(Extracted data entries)
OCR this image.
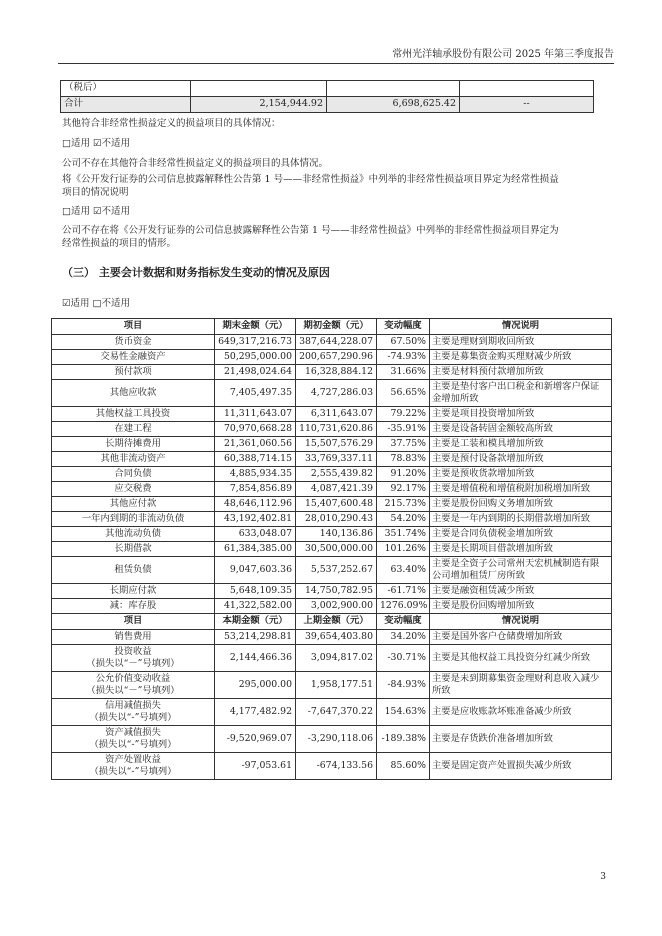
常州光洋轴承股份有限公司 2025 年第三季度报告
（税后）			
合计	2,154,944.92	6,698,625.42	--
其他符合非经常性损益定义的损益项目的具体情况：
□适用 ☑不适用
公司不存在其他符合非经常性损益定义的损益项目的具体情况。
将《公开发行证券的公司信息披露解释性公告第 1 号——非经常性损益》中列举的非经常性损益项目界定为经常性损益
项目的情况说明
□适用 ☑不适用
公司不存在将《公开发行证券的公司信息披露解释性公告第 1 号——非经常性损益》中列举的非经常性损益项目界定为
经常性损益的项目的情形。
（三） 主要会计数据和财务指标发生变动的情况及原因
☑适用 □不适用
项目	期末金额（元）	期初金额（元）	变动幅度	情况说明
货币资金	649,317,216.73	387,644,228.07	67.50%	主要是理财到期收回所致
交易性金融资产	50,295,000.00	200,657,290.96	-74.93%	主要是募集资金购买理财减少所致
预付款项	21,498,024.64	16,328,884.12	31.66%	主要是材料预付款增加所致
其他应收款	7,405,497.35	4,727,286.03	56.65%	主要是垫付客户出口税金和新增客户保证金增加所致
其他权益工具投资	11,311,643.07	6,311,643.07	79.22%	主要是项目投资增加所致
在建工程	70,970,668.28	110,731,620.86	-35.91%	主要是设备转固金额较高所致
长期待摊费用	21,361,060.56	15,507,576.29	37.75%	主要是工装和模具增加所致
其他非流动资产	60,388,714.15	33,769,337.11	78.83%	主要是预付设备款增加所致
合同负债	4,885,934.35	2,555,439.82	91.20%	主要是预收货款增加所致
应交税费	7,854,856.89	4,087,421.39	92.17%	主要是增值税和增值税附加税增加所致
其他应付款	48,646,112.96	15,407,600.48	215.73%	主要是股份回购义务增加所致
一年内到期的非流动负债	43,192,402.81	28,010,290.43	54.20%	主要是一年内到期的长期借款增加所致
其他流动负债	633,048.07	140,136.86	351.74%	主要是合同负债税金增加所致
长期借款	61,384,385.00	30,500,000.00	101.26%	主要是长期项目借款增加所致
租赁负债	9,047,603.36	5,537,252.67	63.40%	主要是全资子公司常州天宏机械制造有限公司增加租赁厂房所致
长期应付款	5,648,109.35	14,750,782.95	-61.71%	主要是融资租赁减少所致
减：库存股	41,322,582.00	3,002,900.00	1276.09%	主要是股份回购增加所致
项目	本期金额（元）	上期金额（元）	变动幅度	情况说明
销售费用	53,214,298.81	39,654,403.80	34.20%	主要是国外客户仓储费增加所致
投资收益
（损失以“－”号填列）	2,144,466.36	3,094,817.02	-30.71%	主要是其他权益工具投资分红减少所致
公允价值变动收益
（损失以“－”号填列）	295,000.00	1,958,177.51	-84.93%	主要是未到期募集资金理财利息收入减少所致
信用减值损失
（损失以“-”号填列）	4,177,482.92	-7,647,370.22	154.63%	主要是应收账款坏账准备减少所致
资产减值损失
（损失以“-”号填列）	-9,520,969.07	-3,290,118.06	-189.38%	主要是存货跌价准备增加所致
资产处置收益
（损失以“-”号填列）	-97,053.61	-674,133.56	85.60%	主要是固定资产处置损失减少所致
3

* * *

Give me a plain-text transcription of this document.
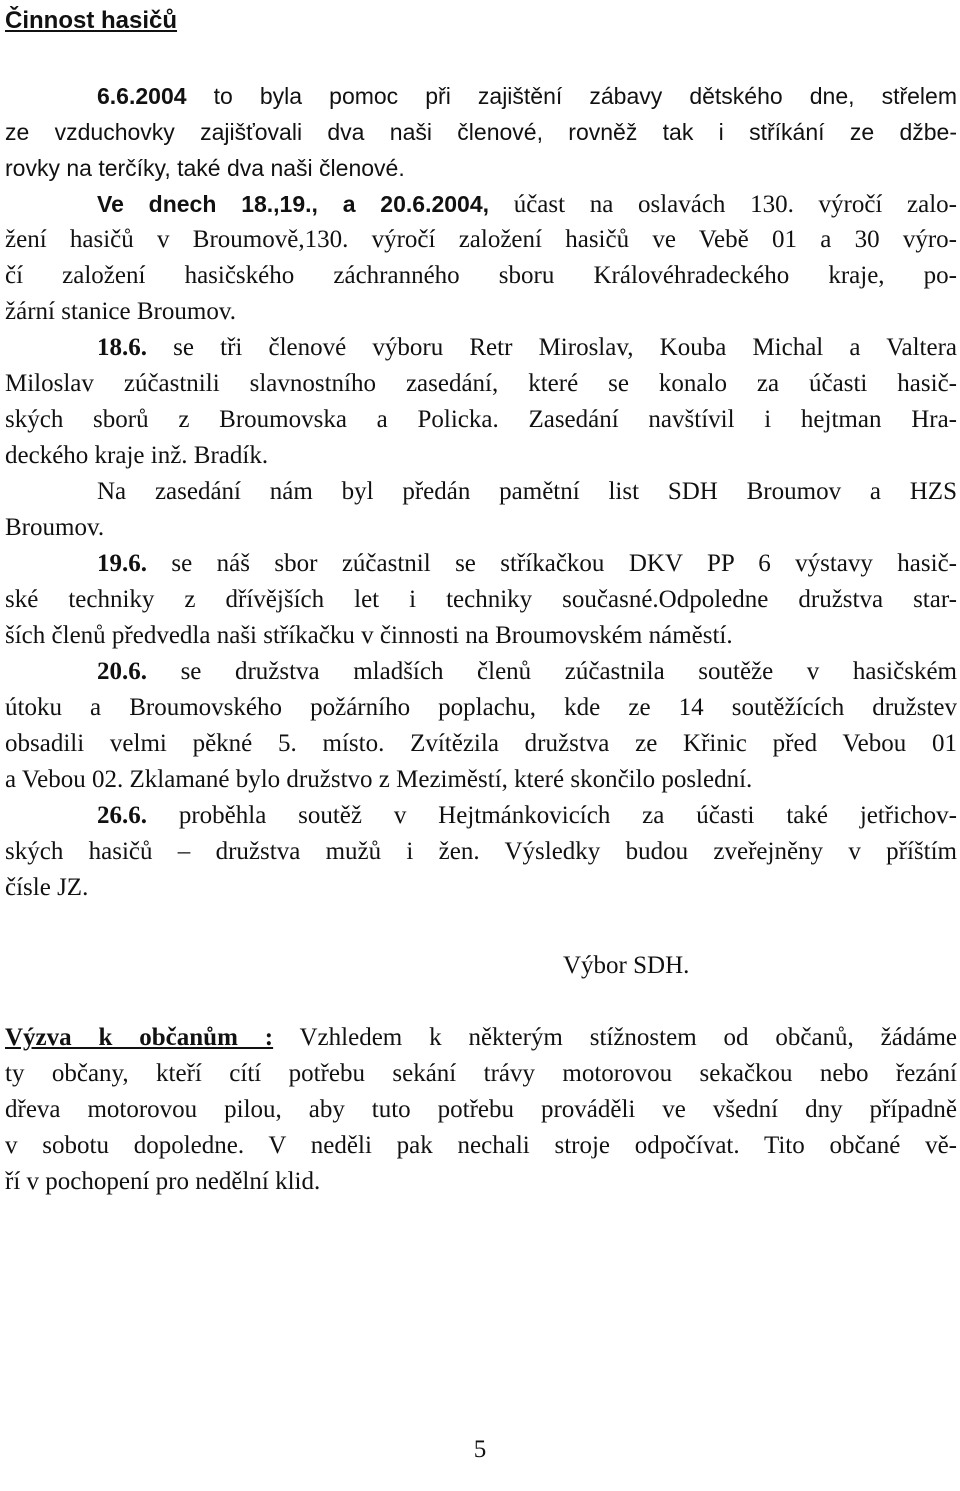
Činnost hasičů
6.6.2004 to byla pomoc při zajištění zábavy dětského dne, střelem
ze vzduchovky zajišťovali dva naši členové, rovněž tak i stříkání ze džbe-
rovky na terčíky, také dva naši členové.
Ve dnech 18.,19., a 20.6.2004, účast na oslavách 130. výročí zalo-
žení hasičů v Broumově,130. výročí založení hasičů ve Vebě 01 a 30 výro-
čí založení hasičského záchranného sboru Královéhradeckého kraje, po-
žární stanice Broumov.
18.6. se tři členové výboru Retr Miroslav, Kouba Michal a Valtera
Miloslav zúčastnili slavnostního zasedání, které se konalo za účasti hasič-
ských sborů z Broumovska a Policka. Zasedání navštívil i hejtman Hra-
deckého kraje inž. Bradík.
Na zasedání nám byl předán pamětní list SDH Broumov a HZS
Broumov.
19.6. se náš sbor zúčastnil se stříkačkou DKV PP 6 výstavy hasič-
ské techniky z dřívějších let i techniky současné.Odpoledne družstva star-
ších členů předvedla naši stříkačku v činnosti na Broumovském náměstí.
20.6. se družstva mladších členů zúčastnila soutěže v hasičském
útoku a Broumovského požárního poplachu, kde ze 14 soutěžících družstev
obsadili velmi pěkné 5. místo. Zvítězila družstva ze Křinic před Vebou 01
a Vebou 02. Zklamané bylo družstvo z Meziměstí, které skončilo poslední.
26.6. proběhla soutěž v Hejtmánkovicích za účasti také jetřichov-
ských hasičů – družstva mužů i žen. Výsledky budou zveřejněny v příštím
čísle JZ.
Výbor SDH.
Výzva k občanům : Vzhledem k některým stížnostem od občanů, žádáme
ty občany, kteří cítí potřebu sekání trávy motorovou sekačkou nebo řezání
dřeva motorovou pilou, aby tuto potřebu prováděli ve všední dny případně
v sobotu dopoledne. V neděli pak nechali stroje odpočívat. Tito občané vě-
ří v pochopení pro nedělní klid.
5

● **Short task**: Respond with the number of lines containing "které" and no additional words.

● **Task answer**: 2